## WHAT TO PRODUCE
Copy the lines word for word, starting with the line containing "x-tick-label: Q1:09 <box>548" and going through the line containing "y-axis-label: eCommerce as".

## Records from a dataset
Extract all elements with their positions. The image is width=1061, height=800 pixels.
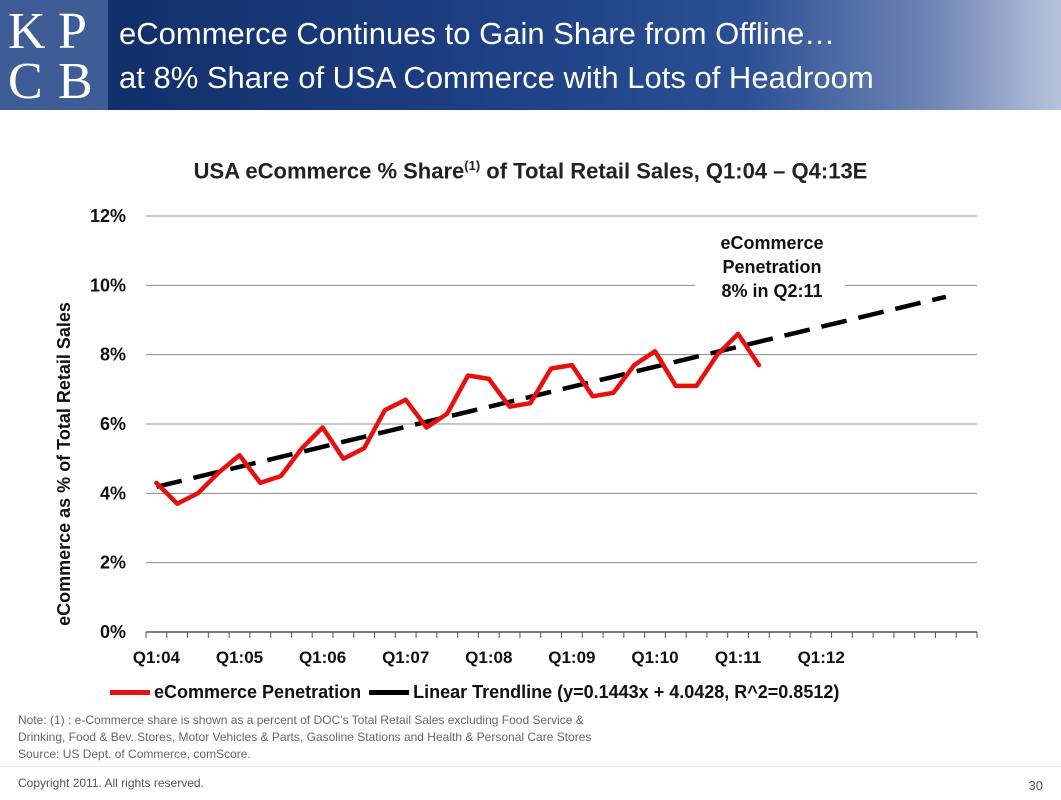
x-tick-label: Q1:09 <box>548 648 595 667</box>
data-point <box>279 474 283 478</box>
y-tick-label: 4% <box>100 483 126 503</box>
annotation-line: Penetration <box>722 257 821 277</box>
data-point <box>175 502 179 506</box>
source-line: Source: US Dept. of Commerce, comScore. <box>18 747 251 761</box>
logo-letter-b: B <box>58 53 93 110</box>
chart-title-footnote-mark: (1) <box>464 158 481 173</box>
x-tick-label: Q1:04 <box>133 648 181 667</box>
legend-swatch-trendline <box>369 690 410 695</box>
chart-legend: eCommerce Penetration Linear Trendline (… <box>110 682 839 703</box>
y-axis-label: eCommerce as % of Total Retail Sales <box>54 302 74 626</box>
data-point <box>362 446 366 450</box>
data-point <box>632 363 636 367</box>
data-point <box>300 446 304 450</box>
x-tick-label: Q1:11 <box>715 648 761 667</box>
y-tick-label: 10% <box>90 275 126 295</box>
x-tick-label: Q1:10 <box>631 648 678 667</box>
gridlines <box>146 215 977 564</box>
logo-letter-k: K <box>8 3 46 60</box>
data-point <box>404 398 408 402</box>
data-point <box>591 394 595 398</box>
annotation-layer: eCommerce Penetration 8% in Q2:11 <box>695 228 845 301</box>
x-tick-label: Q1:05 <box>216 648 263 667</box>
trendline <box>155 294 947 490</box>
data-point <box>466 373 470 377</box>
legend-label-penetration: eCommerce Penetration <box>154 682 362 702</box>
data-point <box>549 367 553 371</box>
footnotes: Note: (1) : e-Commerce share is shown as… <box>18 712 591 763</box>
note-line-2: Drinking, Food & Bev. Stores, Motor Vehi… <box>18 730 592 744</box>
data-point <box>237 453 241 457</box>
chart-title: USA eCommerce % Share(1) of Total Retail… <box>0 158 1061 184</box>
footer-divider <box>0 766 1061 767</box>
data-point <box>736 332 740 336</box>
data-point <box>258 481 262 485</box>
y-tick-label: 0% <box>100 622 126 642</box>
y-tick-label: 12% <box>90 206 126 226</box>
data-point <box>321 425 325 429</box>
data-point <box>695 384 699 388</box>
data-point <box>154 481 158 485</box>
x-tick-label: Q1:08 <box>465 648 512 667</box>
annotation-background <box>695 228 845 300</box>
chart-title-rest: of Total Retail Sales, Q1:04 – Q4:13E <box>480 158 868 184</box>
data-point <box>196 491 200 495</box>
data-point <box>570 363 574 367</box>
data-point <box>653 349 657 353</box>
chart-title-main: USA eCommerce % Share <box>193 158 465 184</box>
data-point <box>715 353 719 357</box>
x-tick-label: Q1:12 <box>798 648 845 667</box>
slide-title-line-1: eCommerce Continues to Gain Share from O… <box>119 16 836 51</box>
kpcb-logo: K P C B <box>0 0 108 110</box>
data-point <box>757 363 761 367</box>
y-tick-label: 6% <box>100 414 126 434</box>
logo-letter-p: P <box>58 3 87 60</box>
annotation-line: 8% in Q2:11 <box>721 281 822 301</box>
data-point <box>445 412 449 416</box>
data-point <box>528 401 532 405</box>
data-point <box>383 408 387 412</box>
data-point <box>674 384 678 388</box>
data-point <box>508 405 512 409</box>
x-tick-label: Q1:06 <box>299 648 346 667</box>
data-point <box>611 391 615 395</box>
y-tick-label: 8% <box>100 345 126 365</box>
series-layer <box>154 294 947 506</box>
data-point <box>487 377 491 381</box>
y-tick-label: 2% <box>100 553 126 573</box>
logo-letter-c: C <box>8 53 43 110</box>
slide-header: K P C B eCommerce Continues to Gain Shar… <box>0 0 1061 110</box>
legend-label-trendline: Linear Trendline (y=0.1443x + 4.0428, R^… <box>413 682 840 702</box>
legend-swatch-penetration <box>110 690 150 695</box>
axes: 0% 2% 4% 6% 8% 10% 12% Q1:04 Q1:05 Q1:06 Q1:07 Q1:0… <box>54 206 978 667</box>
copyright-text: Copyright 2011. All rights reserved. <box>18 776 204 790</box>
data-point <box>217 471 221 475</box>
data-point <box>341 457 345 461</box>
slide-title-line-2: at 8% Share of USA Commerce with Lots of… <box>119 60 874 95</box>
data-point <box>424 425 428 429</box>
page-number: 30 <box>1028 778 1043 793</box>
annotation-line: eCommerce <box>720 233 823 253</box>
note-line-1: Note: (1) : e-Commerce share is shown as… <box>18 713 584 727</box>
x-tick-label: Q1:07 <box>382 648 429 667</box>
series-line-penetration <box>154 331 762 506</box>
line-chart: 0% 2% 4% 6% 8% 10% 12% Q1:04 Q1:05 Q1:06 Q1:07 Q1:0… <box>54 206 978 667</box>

* * *

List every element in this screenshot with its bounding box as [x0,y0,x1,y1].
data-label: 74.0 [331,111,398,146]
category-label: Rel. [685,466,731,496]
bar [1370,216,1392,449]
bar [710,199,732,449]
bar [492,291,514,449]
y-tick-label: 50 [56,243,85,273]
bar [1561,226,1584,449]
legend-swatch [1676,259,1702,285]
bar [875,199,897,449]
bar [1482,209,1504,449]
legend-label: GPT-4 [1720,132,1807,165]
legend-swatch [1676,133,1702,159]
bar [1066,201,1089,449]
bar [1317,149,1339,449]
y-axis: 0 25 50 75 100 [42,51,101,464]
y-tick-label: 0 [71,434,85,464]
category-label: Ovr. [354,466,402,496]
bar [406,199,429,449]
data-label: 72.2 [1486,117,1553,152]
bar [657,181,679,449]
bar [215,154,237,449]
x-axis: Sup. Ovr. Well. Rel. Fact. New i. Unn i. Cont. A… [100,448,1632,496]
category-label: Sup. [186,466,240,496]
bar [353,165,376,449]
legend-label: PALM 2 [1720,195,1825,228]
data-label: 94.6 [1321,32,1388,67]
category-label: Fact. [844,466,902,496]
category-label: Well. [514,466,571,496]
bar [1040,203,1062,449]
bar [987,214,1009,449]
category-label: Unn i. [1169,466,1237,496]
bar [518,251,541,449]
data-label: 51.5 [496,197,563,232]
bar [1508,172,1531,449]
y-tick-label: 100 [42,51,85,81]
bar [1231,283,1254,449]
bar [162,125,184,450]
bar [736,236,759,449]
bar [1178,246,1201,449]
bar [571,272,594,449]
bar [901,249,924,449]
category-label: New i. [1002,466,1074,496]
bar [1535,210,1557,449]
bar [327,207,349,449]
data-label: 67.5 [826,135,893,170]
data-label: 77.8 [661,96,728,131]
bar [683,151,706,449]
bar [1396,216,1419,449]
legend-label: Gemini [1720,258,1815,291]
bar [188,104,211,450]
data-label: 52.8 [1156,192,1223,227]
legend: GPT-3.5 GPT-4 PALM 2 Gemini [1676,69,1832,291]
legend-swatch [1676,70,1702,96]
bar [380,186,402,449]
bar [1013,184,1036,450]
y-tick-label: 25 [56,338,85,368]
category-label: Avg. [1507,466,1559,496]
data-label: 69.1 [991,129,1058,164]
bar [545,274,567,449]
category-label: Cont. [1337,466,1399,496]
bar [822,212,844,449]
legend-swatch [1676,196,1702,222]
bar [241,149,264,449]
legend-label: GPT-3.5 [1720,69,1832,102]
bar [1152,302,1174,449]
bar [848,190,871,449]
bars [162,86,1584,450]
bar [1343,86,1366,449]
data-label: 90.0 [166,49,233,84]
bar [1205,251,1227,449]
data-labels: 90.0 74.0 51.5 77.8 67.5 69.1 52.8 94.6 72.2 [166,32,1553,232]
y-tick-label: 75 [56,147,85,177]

## OUTPUT OF THE EXERCISE
x-tick-label: Q1:09 <box>548 648 595 667</box>
data-point <box>279 474 283 478</box>
y-tick-label: 4% <box>100 483 126 503</box>
annotation-line: Penetration <box>722 257 821 277</box>
data-point <box>175 502 179 506</box>
source-line: Source: US Dept. of Commerce, comScore. <box>18 747 251 761</box>
logo-letter-b: B <box>58 53 93 110</box>
chart-title-footnote-mark: (1) <box>464 158 481 173</box>
x-tick-label: Q1:04 <box>133 648 181 667</box>
legend-swatch-trendline <box>369 690 410 695</box>
chart-legend: eCommerce Penetration Linear Trendline (… <box>110 682 839 703</box>
y-axis-label: eCommerce as % of Total Retail Sales <box>54 302 74 626</box>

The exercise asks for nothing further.